The listing beneath should be written out in full, exactly as shown.

__________________________________________________

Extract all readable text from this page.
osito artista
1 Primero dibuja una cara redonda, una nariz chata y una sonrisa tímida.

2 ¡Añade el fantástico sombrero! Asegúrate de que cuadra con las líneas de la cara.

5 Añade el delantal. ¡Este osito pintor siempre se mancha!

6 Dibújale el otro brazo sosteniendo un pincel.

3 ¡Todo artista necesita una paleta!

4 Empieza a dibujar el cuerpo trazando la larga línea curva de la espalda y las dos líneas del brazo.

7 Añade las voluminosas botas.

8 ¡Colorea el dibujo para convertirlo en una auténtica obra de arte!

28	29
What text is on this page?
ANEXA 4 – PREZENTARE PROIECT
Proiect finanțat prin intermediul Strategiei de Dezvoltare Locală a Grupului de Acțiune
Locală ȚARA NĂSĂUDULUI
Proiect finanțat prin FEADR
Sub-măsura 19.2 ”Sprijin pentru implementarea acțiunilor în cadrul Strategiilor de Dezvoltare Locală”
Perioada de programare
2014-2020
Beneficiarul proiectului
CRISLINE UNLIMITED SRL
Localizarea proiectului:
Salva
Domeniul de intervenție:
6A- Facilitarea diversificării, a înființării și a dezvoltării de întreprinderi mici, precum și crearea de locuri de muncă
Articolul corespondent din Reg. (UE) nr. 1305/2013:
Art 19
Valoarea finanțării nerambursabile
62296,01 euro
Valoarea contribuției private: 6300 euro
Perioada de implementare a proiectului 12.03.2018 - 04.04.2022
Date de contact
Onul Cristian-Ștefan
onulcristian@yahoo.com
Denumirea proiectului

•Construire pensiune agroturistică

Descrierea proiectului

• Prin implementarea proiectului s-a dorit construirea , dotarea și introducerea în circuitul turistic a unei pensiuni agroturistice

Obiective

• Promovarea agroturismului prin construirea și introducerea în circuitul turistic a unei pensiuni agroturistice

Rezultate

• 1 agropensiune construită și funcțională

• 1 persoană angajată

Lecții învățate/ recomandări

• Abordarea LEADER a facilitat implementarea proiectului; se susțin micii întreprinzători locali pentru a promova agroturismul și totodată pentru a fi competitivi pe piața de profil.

__________________________________________________

Result:
Extract all readable text from this page.
osito artista
1 Primero dibuja una cara redonda, una nariz chata y una sonrisa tímida.

2 ¡Añade el fantástico sombrero! Asegúrate de que cuadra con las líneas de la cara.

5 Añade el delantal. ¡Este osito pintor siempre se mancha!

6 Dibújale el otro brazo sosteniendo un pincel.

3 ¡Todo artista necesita una paleta!

4 Empieza a dibujar el cuerpo trazando la larga línea curva de la espalda y las dos líneas del brazo.

7 Añade las voluminosas botas.

8 ¡Colorea el dibujo para convertirlo en una auténtica obra de arte!

28	29
What text is on this page?
ANEXA 4 – PREZENTARE PROIECT
Proiect finanțat prin intermediul Strategiei de Dezvoltare Locală a Grupului de Acțiune
Locală ȚARA NĂSĂUDULUI
Proiect finanțat prin FEADR
Sub-măsura 19.2 ”Sprijin pentru implementarea acțiunilor în cadrul Strategiilor de Dezvoltare Locală”
Perioada de programare
2014-2020
Beneficiarul proiectului
CRISLINE UNLIMITED SRL
Localizarea proiectului:
Salva
Domeniul de intervenție:
6A- Facilitarea diversificării, a înființării și a dezvoltării de întreprinderi mici, precum și crearea de locuri de muncă
Articolul corespondent din Reg. (UE) nr. 1305/2013:
Art 19
Valoarea finanțării nerambursabile
62296,01 euro
Valoarea contribuției private: 6300 euro
Perioada de implementare a proiectului 12.03.2018 - 04.04.2022
Date de contact
Onul Cristian-Ștefan
onulcristian@yahoo.com
Denumirea proiectului

•Construire pensiune agroturistică

Descrierea proiectului

• Prin implementarea proiectului s-a dorit construirea , dotarea și introducerea în circuitul turistic a unei pensiuni agroturistice

Obiective

• Promovarea agroturismului prin construirea și introducerea în circuitul turistic a unei pensiuni agroturistice

Rezultate

• 1 agropensiune construită și funcțională

• 1 persoană angajată

Lecții învățate/ recomandări

• Abordarea LEADER a facilitat implementarea proiectului; se susțin micii întreprinzători locali pentru a promova agroturismul și totodată pentru a fi competitivi pe piața de profil.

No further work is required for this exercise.